Short task: Nothing but the lines from the one containing "What data populates" to the end of the data should be returned, exactly as written; pictures are omitted.

— START OF Dataset records —

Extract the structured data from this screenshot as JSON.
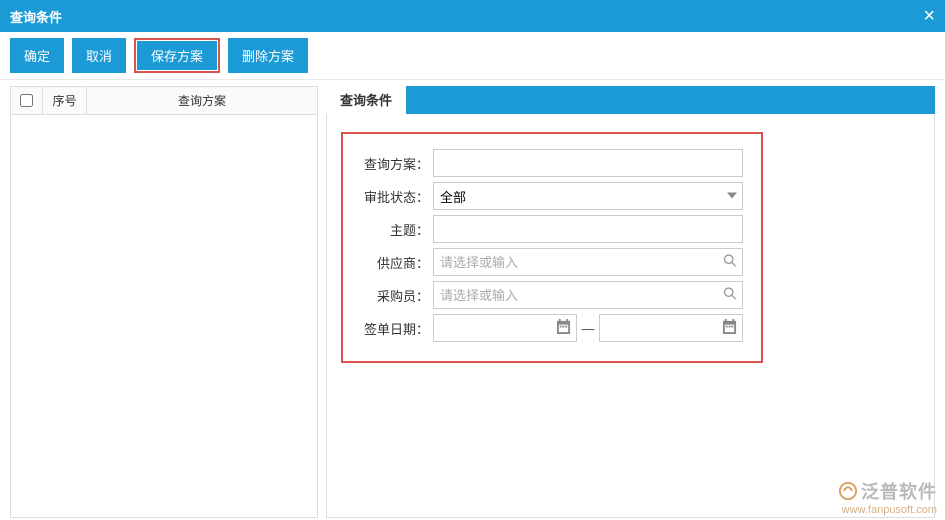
{
  "dialog": {
    "title": "查询条件"
  },
  "toolbar": {
    "ok": "确定",
    "cancel": "取消",
    "save_plan": "保存方案",
    "delete_plan": "删除方案"
  },
  "leftPanel": {
    "col_seq": "序号",
    "col_plan": "查询方案"
  },
  "rightPanel": {
    "tab_title": "查询条件",
    "labels": {
      "plan": "查询方案：",
      "approve": "审批状态：",
      "subject": "主题：",
      "supplier": "供应商：",
      "buyer": "采购员：",
      "sign_date": "签单日期："
    },
    "values": {
      "plan": "",
      "approve": "全部",
      "subject": "",
      "supplier": "",
      "buyer": "",
      "date_from": "",
      "date_to": ""
    },
    "placeholders": {
      "supplier": "请选择或输入",
      "buyer": "请选择或输入"
    },
    "date_sep": "—"
  },
  "watermark": {
    "brand": "泛普软件",
    "url": "www.fanpusoft.com"
  }
}
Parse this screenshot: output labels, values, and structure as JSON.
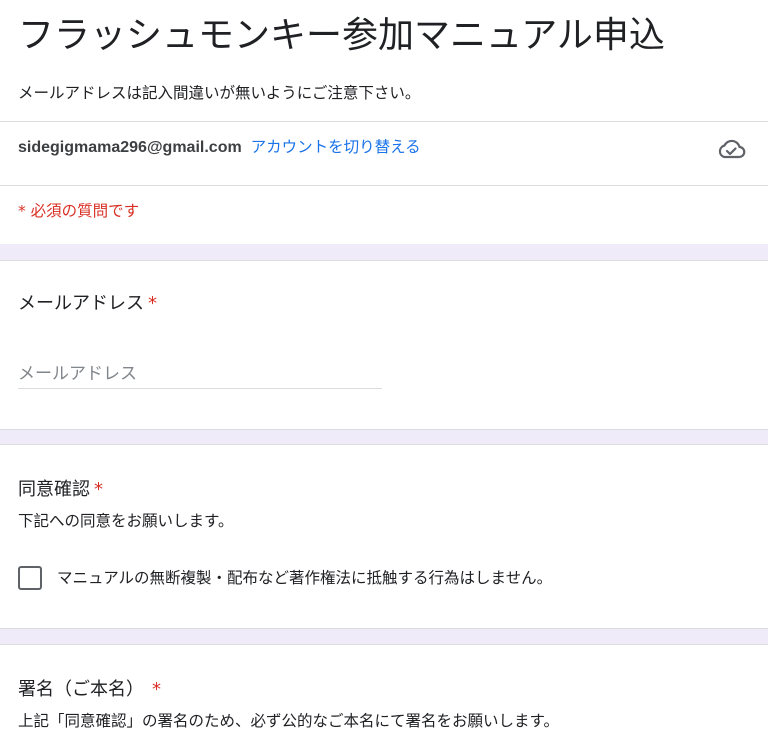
{
  "form": {
    "title": "フラッシュモンキー参加マニュアル申込",
    "description": "メールアドレスは記入間違いが無いようにご注意下さい。"
  },
  "account": {
    "email": "sidegigmama296@gmail.com",
    "switch_label": "アカウントを切り替える",
    "status_icon": "cloud-check-icon"
  },
  "required_note": "* 必須の質問です",
  "questions": [
    {
      "title": "メールアドレス",
      "required_mark": "*",
      "input_placeholder": "メールアドレス",
      "input_value": ""
    },
    {
      "title": "同意確認",
      "required_mark": "*",
      "description": "下記への同意をお願いします。",
      "checkbox_label": "マニュアルの無断複製・配布など著作権法に抵触する行為はしません。",
      "checked": false
    },
    {
      "title": "署名（ご本名）",
      "required_mark": "*",
      "description": "上記「同意確認」の署名のため、必ず公的なご本名にて署名をお願いします。"
    }
  ],
  "colors": {
    "accent": "#1a73e8",
    "required": "#d93025",
    "background_gap": "#f0ebf8",
    "divider": "#dadce0"
  }
}
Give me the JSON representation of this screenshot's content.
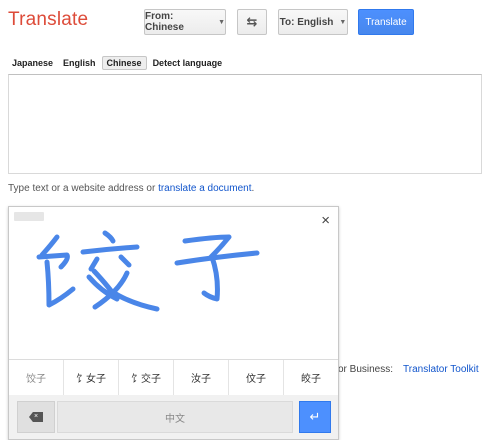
{
  "header": {
    "title": "Translate",
    "from_label": "From: Chinese",
    "swap_glyph": "⇆",
    "to_label": "To: English",
    "translate_label": "Translate"
  },
  "source_languages": [
    {
      "label": "Japanese",
      "active": false
    },
    {
      "label": "English",
      "active": false
    },
    {
      "label": "Chinese",
      "active": true
    },
    {
      "label": "Detect language",
      "active": false
    }
  ],
  "input": {
    "value": "",
    "tools": [
      "mic-icon",
      "pencil-icon",
      "dropdown-caret-icon",
      "keyboard-icon"
    ]
  },
  "hint": {
    "text": "Type text or a website address or ",
    "link": "translate a document",
    "end": "."
  },
  "business": {
    "text": "or Business:",
    "link": "Translator Toolkit"
  },
  "handwriting": {
    "close_glyph": "×",
    "candidates": [
      "饺子",
      "饣女子",
      "饣交子",
      "汝子",
      "伩子",
      "皎子"
    ],
    "space_label": "中文",
    "enter_glyph": "↵",
    "ink_color": "#4a86e8"
  },
  "colors": {
    "brand": "#dd4b39",
    "primary_button": "#4d90fe",
    "link": "#1155cc"
  }
}
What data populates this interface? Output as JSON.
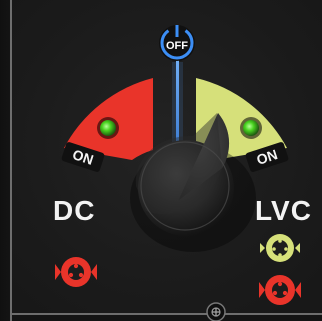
{
  "power": {
    "label": "OFF"
  },
  "dc": {
    "label": "DC",
    "on_label": "ON",
    "color": "#e9342a"
  },
  "lvc": {
    "label": "LVC",
    "on_label": "ON",
    "color": "#d6e07a"
  },
  "indicator_color": "#48d21f",
  "icons": {
    "power": "power-icon",
    "dc_connector": "red-connector-icon",
    "lvc_connector_yellow": "yellow-connector-icon",
    "lvc_connector_red": "red-connector-icon",
    "screw": "screw-icon"
  }
}
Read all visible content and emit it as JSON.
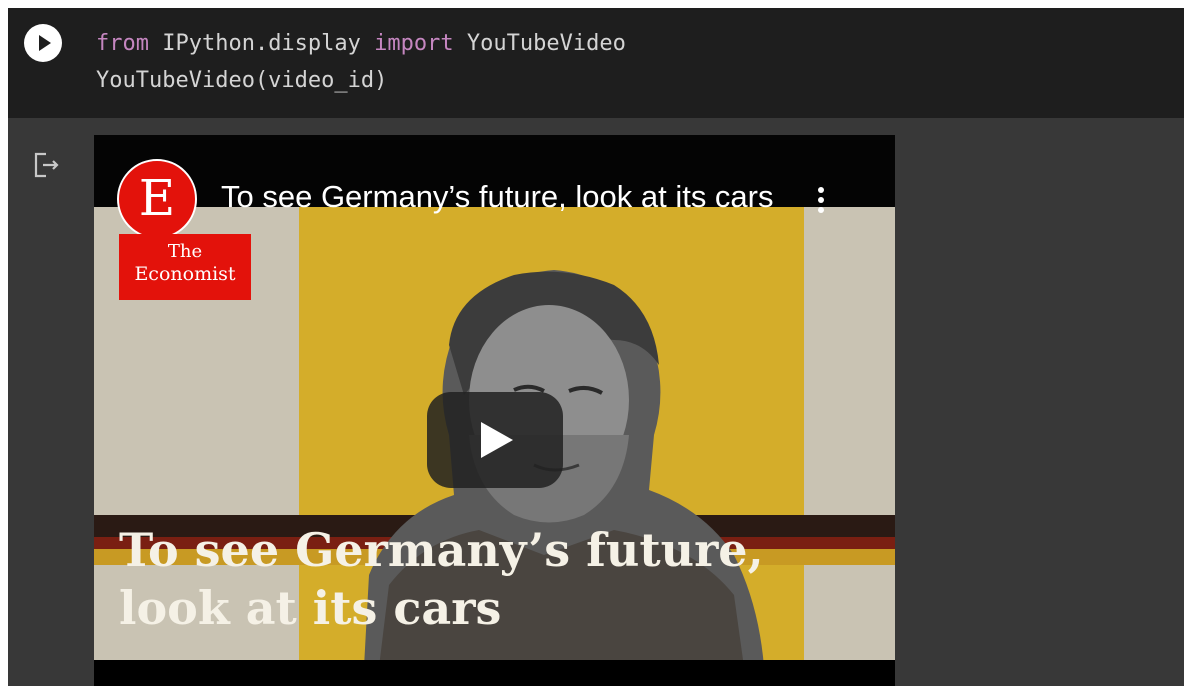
{
  "code_cell": {
    "run_icon": "play-circle-icon",
    "line1": {
      "kw_from": "from",
      "module": " IPython.display ",
      "kw_import": "import",
      "name": " YouTubeVideo"
    },
    "line2": "YouTubeVideo(video_id)"
  },
  "output": {
    "output_icon": "output-redirect-icon",
    "video": {
      "channel_logo_letter": "E",
      "title": "To see Germany’s future, look at its cars",
      "more_icon": "more-vert-icon",
      "badge_line1": "The",
      "badge_line2": "Economist",
      "play_icon": "youtube-play-icon",
      "overlay_line1": "To see Germany’s future,",
      "overlay_line2": "look at its cars"
    }
  },
  "colors": {
    "code_bg": "#1e1e1e",
    "output_bg": "#383838",
    "keyword": "#c586c0",
    "economist_red": "#e3120b",
    "thumb_yellow": "#d4ad2a"
  }
}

— END OF Dataset records —

Finished exercise:
What data populates this interface? Output as JSON.
{
  "power": {
    "label": "OFF"
  },
  "dc": {
    "label": "DC",
    "on_label": "ON",
    "color": "#e9342a"
  },
  "lvc": {
    "label": "LVC",
    "on_label": "ON",
    "color": "#d6e07a"
  },
  "indicator_color": "#48d21f",
  "icons": {
    "power": "power-icon",
    "dc_connector": "red-connector-icon",
    "lvc_connector_yellow": "yellow-connector-icon",
    "lvc_connector_red": "red-connector-icon",
    "screw": "screw-icon"
  }
}
Read all visible content and emit it as JSON.
{
  "code_cell": {
    "run_icon": "play-circle-icon",
    "line1": {
      "kw_from": "from",
      "module": " IPython.display ",
      "kw_import": "import",
      "name": " YouTubeVideo"
    },
    "line2": "YouTubeVideo(video_id)"
  },
  "output": {
    "output_icon": "output-redirect-icon",
    "video": {
      "channel_logo_letter": "E",
      "title": "To see Germany’s future, look at its cars",
      "more_icon": "more-vert-icon",
      "badge_line1": "The",
      "badge_line2": "Economist",
      "play_icon": "youtube-play-icon",
      "overlay_line1": "To see Germany’s future,",
      "overlay_line2": "look at its cars"
    }
  },
  "colors": {
    "code_bg": "#1e1e1e",
    "output_bg": "#383838",
    "keyword": "#c586c0",
    "economist_red": "#e3120b",
    "thumb_yellow": "#d4ad2a"
  }
}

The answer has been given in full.